start MATERIAL FOR THE TASK

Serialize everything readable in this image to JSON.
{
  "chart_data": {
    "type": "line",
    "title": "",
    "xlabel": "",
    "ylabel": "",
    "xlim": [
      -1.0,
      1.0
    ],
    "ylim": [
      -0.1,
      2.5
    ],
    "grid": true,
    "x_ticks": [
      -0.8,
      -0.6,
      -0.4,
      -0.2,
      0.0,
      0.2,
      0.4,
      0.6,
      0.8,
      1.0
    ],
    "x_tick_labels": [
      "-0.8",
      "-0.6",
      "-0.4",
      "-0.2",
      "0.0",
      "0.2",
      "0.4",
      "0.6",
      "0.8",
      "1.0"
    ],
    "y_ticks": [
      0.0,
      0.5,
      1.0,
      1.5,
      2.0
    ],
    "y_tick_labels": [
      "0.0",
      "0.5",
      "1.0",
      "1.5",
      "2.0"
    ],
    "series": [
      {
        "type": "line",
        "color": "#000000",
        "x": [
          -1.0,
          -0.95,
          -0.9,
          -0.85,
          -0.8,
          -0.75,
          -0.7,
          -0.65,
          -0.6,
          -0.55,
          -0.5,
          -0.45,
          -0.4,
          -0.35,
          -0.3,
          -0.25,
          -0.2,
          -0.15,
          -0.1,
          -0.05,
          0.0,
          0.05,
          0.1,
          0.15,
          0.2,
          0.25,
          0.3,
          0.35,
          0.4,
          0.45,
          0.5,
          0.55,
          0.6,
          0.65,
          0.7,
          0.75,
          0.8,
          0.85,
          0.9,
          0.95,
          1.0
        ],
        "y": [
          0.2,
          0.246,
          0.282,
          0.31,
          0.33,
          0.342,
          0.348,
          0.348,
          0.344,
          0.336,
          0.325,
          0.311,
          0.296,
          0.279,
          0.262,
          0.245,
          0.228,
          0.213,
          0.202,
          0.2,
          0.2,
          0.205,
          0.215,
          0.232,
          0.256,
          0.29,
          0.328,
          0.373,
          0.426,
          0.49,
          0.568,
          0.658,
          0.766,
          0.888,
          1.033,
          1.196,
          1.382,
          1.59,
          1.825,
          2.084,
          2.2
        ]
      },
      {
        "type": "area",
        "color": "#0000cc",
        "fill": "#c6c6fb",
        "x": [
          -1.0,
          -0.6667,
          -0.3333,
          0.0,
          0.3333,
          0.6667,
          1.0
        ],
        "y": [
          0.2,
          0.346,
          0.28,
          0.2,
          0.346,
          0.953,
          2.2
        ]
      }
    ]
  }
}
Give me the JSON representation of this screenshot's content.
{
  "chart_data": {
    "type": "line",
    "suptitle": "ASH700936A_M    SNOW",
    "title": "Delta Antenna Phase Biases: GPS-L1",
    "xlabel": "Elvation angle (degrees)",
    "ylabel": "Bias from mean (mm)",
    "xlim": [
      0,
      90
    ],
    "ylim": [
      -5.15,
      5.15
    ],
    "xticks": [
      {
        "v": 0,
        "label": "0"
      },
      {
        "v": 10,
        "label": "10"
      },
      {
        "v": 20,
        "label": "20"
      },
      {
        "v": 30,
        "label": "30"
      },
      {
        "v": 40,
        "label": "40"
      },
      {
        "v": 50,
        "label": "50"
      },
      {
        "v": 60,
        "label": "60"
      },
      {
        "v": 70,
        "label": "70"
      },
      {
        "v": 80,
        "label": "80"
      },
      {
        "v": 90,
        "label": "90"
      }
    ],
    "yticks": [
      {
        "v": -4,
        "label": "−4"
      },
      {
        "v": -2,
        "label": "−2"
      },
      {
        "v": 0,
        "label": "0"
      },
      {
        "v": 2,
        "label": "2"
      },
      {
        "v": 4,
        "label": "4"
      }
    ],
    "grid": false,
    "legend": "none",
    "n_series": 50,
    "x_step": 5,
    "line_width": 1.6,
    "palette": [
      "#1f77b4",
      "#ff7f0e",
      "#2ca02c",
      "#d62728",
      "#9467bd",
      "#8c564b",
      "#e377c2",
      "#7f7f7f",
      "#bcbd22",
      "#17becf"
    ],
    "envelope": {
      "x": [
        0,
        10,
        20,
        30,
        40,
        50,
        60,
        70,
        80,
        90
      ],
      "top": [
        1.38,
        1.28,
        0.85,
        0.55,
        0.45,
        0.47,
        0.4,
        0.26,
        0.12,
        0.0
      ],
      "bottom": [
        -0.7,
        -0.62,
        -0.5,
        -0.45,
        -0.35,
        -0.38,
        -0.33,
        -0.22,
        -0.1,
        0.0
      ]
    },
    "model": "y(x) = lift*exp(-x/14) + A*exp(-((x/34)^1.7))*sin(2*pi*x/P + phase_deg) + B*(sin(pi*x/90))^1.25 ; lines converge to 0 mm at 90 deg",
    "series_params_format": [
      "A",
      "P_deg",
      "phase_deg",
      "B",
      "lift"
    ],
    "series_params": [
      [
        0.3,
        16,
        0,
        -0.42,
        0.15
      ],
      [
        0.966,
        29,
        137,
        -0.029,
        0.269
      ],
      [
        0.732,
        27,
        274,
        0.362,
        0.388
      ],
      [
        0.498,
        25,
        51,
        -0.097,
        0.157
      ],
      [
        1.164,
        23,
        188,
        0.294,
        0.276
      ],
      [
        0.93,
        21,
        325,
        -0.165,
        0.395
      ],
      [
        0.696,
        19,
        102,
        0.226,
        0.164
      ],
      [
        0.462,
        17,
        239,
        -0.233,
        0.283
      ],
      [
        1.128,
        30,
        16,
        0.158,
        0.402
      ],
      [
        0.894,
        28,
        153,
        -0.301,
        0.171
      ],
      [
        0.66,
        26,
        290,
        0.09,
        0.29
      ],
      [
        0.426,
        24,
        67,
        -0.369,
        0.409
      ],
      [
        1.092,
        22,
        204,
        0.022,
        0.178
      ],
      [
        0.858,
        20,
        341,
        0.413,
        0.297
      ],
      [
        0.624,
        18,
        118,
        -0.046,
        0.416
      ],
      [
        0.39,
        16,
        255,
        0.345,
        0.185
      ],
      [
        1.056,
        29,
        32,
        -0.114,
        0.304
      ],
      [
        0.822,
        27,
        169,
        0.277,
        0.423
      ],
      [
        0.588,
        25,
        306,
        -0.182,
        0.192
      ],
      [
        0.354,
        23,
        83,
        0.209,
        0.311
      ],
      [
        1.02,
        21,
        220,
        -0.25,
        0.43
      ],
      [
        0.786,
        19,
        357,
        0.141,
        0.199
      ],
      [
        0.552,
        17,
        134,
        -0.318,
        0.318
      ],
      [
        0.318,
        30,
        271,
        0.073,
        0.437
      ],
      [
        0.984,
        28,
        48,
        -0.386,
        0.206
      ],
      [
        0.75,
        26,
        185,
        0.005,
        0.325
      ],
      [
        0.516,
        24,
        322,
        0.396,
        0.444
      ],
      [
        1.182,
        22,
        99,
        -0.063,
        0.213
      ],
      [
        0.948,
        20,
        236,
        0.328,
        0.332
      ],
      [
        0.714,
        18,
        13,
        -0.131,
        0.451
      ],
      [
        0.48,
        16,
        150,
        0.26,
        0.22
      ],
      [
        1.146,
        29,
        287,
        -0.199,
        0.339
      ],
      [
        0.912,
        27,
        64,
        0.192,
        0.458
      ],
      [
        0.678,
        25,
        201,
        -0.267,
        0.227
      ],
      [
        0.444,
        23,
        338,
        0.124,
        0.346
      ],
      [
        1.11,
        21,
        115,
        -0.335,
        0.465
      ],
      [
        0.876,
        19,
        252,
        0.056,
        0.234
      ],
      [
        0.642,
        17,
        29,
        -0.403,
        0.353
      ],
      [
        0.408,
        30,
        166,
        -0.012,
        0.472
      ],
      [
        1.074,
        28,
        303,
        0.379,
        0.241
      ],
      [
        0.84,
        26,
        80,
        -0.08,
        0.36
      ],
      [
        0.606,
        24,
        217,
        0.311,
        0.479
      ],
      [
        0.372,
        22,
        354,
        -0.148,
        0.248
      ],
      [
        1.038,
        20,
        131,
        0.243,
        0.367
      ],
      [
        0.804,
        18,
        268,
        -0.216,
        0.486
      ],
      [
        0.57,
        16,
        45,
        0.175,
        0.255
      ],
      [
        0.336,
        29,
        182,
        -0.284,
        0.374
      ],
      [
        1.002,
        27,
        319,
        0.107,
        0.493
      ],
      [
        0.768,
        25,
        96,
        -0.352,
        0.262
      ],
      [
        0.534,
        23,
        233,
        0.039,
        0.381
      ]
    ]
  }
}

end MATERIAL FOR THE TASK

PROBLEM -> Find all lines holding the string "xlabel" and copy them.

FULL ANSWER ->
    "xlabel": "",
    "xlabel": "Elvation angle (degrees)",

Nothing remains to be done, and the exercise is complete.